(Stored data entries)

---------------

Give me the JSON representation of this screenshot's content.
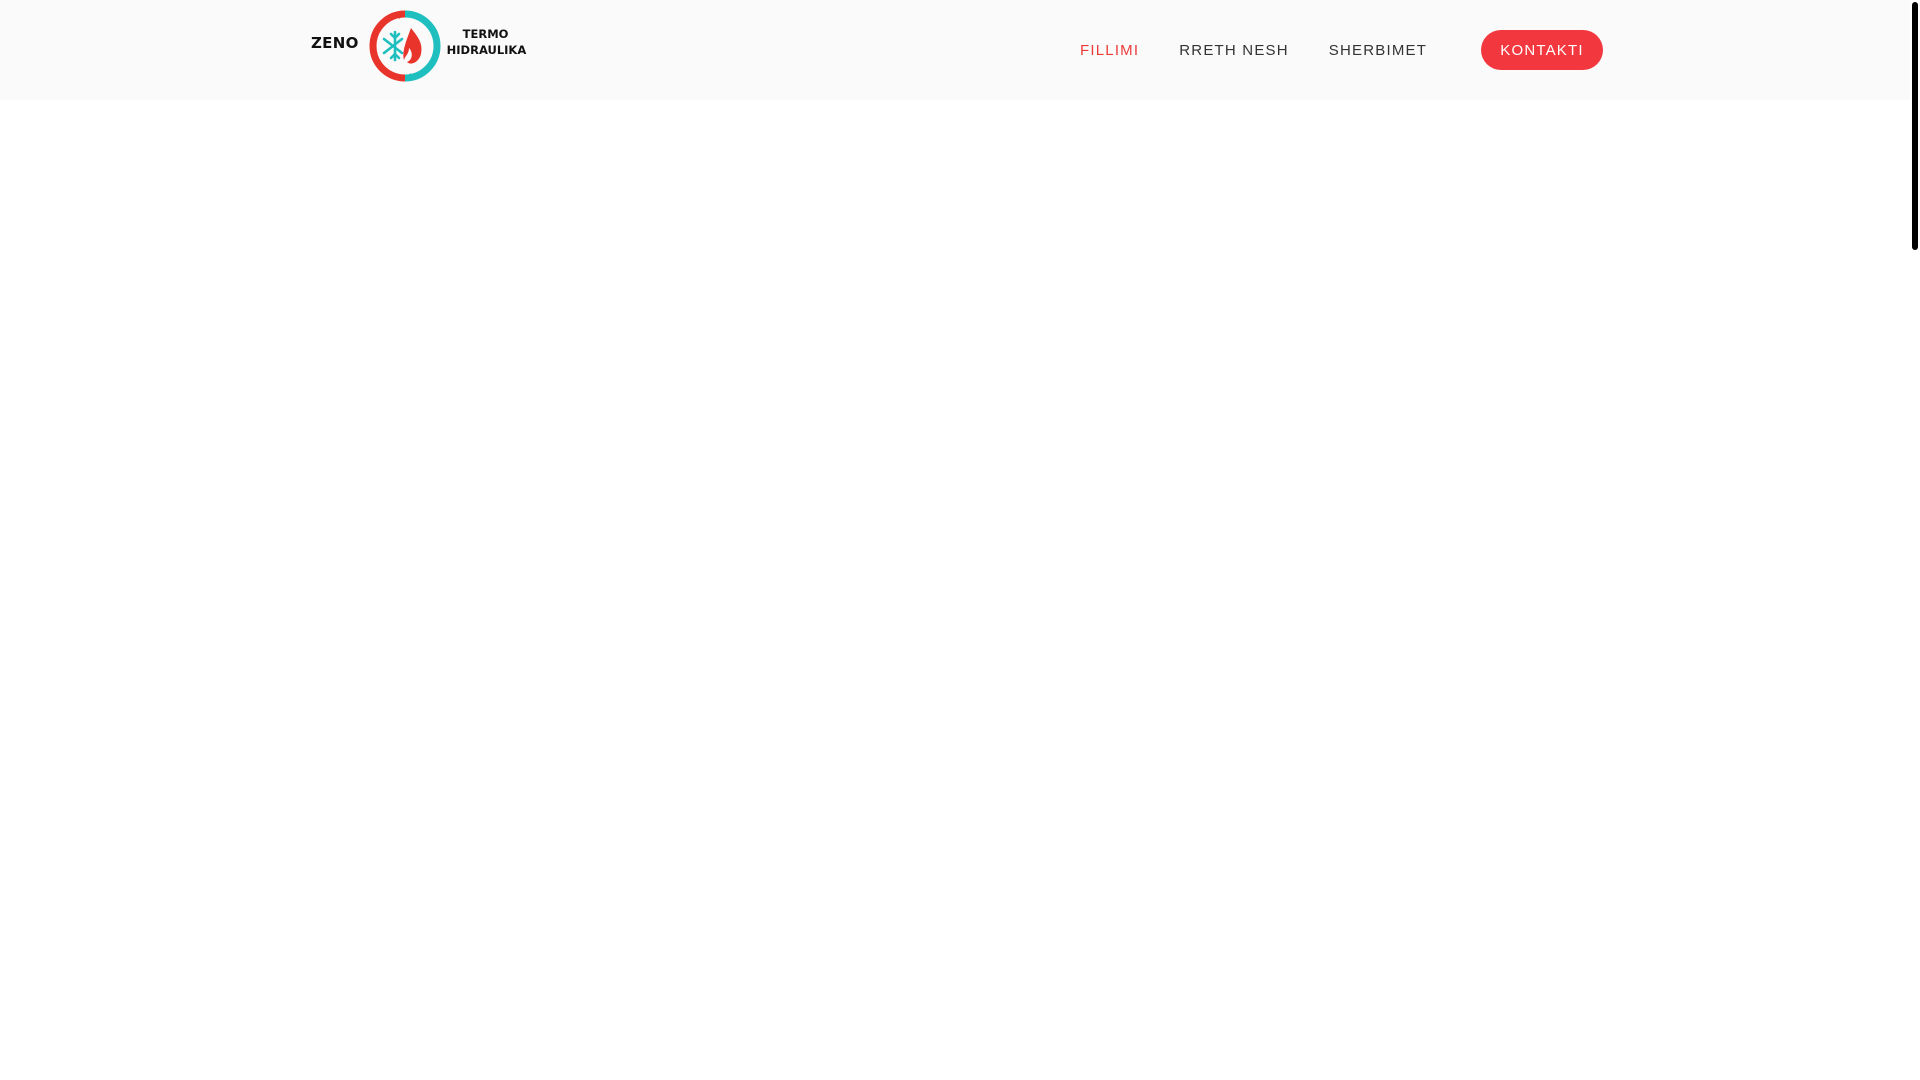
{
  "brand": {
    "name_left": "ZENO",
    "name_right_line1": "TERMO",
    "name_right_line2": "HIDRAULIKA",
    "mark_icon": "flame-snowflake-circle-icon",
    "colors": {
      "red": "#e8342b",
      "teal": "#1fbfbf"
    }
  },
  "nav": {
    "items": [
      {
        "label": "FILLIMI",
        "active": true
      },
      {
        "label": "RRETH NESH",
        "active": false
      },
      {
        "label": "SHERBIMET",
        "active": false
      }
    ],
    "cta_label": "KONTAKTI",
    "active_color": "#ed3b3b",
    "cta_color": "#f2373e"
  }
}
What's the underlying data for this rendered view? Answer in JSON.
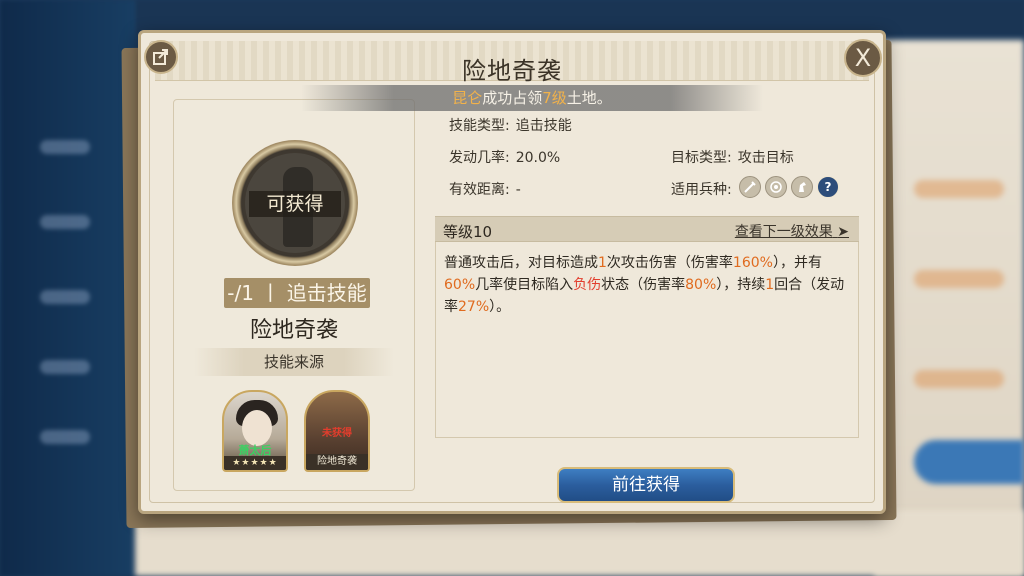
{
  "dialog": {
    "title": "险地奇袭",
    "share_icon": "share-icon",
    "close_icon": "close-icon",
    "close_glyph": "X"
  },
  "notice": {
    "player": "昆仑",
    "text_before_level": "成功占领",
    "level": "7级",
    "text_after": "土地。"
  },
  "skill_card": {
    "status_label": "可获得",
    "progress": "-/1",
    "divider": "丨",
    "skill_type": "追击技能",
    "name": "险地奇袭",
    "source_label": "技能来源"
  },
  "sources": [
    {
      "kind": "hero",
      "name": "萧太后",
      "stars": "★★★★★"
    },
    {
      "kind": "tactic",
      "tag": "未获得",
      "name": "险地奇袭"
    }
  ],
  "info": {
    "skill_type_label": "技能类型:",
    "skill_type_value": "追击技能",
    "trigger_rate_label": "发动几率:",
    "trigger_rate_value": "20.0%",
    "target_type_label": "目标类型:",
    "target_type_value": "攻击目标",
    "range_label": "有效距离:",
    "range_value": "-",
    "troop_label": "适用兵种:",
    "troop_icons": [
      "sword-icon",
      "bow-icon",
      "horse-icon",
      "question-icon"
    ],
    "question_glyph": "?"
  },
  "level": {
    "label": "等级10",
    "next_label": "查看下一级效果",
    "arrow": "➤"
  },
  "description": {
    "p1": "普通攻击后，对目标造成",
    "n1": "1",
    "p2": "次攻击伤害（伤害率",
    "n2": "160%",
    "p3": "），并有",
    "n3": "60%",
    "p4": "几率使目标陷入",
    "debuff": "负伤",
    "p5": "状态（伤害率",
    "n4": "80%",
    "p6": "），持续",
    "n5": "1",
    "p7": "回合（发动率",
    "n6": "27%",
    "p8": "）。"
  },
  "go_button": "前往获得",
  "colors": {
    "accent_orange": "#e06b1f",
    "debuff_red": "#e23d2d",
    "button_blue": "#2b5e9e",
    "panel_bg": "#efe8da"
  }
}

---------------

SET PROBLEM:
Reply with nothing except the number of lines in the listing above that include "this".

RESPONSE:
2